* Stated problem
Copy exactly the lines from the one containing "Convert this document image to plain text." through the last line of the records, both included, and nothing more.
START Records supplied
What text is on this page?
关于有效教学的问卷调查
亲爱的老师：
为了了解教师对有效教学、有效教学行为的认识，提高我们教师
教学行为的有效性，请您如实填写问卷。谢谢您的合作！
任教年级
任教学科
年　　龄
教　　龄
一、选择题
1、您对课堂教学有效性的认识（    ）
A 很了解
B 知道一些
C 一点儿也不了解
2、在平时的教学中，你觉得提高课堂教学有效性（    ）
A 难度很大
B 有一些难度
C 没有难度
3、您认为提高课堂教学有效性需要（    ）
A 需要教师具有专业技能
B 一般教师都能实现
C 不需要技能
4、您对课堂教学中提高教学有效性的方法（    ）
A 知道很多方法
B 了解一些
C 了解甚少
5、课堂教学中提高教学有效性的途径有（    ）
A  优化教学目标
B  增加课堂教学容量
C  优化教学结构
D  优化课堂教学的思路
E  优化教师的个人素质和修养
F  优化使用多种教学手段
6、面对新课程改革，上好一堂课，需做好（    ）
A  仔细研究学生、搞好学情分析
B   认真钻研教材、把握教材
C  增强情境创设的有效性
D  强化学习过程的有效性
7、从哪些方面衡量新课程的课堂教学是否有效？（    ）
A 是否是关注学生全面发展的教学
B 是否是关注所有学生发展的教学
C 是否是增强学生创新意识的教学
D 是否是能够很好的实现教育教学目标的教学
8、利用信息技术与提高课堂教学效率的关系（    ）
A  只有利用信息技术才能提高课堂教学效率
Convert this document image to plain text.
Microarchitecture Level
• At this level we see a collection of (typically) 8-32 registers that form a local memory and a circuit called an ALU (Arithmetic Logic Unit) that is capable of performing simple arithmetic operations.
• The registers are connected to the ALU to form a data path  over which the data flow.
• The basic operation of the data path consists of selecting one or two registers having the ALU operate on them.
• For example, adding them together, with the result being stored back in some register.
END Records supplied
* Response
Convert this document image to plain text.
Microarchitecture Level
• At this level we see a collection of (typically) 8-32 registers that form a local memory and a circuit called an ALU (Arithmetic Logic Unit) that is capable of performing simple arithmetic operations.
• The registers are connected to the ALU to form a data path  over which the data flow.
• The basic operation of the data path consists of selecting one or two registers having the ALU operate on them.
• For example, adding them together, with the result being stored back in some register.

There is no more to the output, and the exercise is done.